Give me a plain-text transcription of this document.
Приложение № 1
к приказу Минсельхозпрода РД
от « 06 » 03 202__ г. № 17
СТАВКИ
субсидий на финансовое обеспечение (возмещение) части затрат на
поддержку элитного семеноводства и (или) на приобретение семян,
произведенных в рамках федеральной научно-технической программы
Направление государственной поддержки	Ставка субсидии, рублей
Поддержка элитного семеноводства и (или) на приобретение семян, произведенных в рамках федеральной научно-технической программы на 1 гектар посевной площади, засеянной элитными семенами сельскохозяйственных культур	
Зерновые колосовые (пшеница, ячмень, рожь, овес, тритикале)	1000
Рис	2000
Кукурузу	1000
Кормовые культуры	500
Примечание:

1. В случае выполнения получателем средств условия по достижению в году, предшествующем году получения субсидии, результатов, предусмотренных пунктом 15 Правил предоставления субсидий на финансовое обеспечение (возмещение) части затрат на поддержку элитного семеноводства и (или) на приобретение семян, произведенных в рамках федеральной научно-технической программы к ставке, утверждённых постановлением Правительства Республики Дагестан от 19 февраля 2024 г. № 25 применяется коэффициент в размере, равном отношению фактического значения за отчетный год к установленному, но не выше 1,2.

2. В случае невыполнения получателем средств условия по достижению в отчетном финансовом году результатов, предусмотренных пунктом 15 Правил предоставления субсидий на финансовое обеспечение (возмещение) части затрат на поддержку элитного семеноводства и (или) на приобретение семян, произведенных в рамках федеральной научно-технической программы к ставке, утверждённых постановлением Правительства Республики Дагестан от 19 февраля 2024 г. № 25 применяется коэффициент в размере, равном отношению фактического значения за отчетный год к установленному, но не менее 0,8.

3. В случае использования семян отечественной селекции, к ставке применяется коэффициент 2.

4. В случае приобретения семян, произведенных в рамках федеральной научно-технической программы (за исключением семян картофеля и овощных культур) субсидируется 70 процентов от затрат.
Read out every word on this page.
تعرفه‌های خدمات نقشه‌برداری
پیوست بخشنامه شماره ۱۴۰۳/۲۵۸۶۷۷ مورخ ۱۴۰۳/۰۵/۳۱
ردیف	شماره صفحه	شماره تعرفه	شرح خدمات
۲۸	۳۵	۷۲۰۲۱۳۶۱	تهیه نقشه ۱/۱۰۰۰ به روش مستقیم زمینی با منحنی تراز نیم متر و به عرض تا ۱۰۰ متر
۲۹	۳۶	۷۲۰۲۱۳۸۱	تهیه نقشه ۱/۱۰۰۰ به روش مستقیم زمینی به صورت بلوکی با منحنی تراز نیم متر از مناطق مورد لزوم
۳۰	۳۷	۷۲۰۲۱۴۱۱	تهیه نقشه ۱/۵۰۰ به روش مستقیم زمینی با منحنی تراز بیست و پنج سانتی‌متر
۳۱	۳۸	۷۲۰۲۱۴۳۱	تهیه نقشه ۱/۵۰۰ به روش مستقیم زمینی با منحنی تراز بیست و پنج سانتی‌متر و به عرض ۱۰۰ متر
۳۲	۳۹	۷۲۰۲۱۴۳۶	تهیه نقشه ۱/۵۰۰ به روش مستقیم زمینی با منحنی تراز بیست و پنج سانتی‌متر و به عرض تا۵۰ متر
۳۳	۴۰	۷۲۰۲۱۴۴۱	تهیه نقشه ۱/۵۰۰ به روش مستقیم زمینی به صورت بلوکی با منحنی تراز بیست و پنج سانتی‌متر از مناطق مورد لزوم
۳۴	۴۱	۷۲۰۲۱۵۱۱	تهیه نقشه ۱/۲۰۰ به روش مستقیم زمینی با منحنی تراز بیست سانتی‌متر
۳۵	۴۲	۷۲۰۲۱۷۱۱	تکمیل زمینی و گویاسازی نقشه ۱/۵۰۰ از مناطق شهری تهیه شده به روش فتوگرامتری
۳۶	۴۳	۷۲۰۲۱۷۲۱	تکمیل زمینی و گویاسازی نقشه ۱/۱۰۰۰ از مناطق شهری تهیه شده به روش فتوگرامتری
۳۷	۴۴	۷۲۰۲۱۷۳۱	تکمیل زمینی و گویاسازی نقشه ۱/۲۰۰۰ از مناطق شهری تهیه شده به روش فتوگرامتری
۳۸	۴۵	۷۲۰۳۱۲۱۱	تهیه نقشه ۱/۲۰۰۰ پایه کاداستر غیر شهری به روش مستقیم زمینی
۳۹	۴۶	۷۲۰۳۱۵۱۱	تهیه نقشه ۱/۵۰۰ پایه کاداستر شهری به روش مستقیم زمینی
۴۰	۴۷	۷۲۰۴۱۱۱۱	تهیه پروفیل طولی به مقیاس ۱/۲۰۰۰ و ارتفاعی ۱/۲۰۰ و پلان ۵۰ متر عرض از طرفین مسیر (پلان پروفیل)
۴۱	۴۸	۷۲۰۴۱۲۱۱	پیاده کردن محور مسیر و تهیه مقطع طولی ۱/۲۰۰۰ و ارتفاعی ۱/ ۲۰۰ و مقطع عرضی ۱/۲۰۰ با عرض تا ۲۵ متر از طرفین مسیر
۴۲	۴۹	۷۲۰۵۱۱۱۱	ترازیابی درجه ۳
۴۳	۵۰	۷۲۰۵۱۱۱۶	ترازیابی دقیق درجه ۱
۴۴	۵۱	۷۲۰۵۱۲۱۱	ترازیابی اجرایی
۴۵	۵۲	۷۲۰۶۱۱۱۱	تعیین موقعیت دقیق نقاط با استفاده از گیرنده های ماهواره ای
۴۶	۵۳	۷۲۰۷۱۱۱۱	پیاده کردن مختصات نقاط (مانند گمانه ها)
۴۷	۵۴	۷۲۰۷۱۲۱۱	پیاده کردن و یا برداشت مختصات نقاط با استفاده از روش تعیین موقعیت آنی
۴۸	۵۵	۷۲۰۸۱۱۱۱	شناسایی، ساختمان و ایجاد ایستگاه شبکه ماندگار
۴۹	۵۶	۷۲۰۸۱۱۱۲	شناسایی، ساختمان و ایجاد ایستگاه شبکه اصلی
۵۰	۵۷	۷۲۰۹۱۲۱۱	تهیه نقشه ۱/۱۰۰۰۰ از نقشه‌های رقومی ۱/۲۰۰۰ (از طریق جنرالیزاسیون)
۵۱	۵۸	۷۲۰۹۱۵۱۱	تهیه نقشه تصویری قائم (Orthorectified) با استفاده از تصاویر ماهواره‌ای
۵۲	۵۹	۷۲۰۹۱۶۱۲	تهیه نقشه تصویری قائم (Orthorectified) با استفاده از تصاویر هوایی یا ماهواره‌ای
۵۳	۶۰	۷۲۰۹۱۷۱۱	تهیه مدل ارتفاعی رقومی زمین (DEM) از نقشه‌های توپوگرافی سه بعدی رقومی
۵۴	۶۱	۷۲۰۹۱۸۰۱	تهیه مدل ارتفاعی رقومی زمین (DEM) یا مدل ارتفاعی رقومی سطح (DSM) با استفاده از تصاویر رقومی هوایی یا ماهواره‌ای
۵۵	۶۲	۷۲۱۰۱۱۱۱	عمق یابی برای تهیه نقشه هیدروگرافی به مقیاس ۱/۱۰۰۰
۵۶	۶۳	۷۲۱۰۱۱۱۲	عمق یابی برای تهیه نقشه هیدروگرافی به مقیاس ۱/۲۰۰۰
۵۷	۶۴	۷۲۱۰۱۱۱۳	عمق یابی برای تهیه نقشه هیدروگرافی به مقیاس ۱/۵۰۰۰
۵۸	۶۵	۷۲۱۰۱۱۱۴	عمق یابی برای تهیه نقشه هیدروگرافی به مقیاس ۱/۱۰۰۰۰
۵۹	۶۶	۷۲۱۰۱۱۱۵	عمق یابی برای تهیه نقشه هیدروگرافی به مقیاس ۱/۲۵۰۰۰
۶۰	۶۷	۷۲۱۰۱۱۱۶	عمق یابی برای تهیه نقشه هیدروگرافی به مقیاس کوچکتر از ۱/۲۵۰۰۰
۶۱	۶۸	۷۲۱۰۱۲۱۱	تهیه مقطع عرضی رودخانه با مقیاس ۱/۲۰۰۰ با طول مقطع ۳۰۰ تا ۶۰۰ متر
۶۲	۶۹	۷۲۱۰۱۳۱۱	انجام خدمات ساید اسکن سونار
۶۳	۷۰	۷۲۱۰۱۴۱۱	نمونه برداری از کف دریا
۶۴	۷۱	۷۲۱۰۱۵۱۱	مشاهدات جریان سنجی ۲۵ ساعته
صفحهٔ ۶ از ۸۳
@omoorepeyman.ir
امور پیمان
════════
Problem statement: State only how many lines in the material include "موقعیت".

Solution to the exercise: 2